▶ KUTIPAN DOKUMEN

Selama 21 tahun lebih bekerja di Peruri, uang hasil karya Junalies banyak sekali. Diantaranya seluruh uang Seri Pekerja yang terbit di tahun 1958, yang kemudian diterbitkan lagi di tahun 1963 dan 1964 (pada beberapa pecahan merupakan hasil kerja sama dengan M. Sadjiroen). Lalu uang pecahan Rp1 dan Rp2,5 tahun 1960, dan disusul uang pecahan Rp1 dan Rp2,5 tahun 1968. Karya terpopuler lelaki Minang ini adalah uang pecahan Rp10.000 tahun 1975. Boleh dibilang hampir seluruh kolektor uang lama Indonesia menyukai desain uang yang lebih dikenal sebagai uang barong ini.

Nama perancang uang Indonesia lainnya adalah M. Sadjiroen. Seniman uang kelahiran Kendal 4 Maret 1931 ini mulai bekerja di Peruri pada 12 Desember 1955. Ia juga cukup lama bekerja di Peruri, yakni selama 31 tahun lebih sampai dengan 1 April 1987. Hasil karyanya adalah uang-uang Seri Sudirman mulai pecahan Rp5 hingga Rp10.000. Bersama Junalies ia menghasilkan desain uang Rp10, Rp50 dan Rp500 tahun 1958; Rp10 tahun 1963, serta Rp50 dan Rp100 tahun 1964. Entah kebetulan atau tidak, dalam kerja sama keduanya M. Sadjiroen selalu mendapat bagian mendesain bagian belakang uang (reverse), sedangkan Junalies bagian muka (obverse).

▶ DAFTAR TUGAS
A – Menurut kutipan tentang perancang uang Indonesia, kapan M. Sadjiroen mulai bekerja di Peruri?
B – Tuliskan kembali bagian kutipan tentang perancang uang Indonesia mulai dari "Selama 21 tahun" sampai dengan "uang barong ini.".
Item-item tersebut merupakan bahan tersendiri yang terpisah dari kutipan.

▶ INFORMASI TERSEDIA
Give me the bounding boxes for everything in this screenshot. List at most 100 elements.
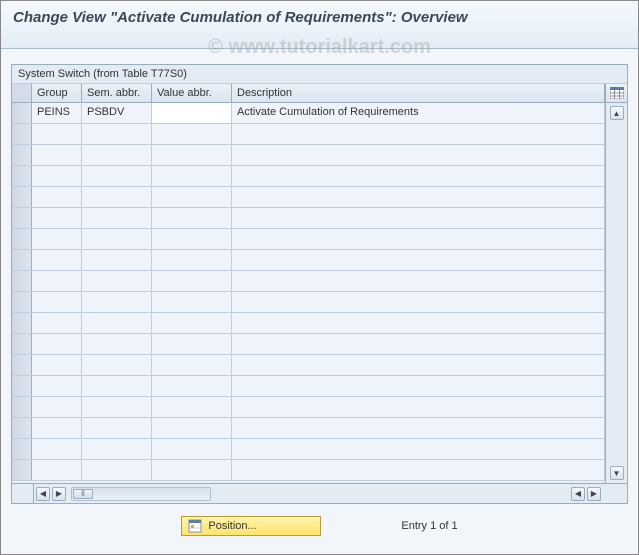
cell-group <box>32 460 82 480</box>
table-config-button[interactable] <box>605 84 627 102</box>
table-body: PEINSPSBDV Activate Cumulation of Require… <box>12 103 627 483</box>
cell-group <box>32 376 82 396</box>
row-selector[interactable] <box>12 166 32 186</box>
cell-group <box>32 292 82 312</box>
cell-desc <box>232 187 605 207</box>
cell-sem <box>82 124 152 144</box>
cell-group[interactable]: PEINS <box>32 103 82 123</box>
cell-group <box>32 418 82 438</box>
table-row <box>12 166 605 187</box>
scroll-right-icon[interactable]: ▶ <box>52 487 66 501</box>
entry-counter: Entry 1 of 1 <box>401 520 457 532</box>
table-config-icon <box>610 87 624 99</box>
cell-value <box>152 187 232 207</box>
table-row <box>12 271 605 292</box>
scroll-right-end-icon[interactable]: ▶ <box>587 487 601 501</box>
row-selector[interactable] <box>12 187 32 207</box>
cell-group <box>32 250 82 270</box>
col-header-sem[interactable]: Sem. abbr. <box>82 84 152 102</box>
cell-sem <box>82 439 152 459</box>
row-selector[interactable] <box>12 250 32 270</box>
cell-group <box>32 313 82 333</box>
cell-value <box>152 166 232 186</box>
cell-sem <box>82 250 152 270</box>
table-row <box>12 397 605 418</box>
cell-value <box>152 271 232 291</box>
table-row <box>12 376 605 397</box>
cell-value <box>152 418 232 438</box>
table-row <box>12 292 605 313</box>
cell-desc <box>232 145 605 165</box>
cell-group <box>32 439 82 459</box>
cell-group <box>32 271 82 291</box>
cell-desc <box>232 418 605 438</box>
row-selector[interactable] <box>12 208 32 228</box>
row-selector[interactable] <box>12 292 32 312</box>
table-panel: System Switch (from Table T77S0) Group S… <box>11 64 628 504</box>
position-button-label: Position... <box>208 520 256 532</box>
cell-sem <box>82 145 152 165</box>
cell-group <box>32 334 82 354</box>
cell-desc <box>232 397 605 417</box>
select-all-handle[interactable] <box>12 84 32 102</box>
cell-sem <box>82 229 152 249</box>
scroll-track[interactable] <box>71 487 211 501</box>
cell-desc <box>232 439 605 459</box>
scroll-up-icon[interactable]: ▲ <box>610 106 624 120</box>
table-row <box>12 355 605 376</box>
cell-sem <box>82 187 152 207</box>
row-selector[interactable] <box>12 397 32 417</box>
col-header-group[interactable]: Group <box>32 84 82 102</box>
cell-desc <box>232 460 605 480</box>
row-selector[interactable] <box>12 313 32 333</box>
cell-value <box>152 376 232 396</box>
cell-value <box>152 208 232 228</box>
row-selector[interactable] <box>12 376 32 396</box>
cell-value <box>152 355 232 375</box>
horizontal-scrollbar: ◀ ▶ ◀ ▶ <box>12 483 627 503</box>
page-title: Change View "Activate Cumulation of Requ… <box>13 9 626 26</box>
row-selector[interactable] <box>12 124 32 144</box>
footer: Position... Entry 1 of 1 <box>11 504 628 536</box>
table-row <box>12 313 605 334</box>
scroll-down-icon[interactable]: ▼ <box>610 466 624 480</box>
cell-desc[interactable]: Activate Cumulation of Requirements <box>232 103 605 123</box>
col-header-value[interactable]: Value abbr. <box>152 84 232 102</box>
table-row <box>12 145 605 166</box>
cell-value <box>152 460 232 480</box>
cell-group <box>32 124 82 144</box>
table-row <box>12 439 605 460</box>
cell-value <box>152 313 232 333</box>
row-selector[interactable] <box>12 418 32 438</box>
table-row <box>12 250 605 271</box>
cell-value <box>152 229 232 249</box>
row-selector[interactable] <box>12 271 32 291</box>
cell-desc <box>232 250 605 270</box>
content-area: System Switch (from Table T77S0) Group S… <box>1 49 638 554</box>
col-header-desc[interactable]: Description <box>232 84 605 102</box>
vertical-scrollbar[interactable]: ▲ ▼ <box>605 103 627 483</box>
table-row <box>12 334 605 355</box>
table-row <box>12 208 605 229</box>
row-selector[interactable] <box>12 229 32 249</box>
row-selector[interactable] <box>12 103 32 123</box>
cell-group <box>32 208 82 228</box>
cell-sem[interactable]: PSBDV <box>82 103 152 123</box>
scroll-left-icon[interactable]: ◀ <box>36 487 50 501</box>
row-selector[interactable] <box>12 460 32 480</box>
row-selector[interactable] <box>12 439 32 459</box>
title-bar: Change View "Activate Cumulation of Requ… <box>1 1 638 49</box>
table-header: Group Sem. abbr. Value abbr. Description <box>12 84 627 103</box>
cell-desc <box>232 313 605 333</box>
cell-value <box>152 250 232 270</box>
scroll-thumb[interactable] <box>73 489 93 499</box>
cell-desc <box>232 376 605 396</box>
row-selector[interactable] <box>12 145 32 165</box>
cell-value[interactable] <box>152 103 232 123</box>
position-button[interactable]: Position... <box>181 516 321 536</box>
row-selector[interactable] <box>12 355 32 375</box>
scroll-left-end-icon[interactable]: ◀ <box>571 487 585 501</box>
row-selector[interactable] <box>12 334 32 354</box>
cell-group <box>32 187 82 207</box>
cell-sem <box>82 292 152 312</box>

▶ HASIL YANG DIHARAPKAN
A – Pada 12 Desember 1955.

B –
Selama 21 tahun lebih bekerja di Peruri, uang hasil karya Junalies banyak sekali. Diantaranya seluruh uang Seri Pekerja yang terbit di tahun 1958, yang kemudian diterbitkan lagi di tahun 1963 dan 1964 (pada beberapa pecahan merupakan hasil kerja sama dengan M. Sadjiroen). Lalu uang pecahan Rp1 dan Rp2,5 tahun 1960, dan disusul uang pecahan Rp1 dan Rp2,5 tahun 1968. Karya terpopuler lelaki Minang ini adalah uang pecahan Rp10.000 tahun 1975. Boleh dibilang hampir seluruh kolektor uang lama Indonesia menyukai desain uang yang lebih dikenal sebagai uang barong ini.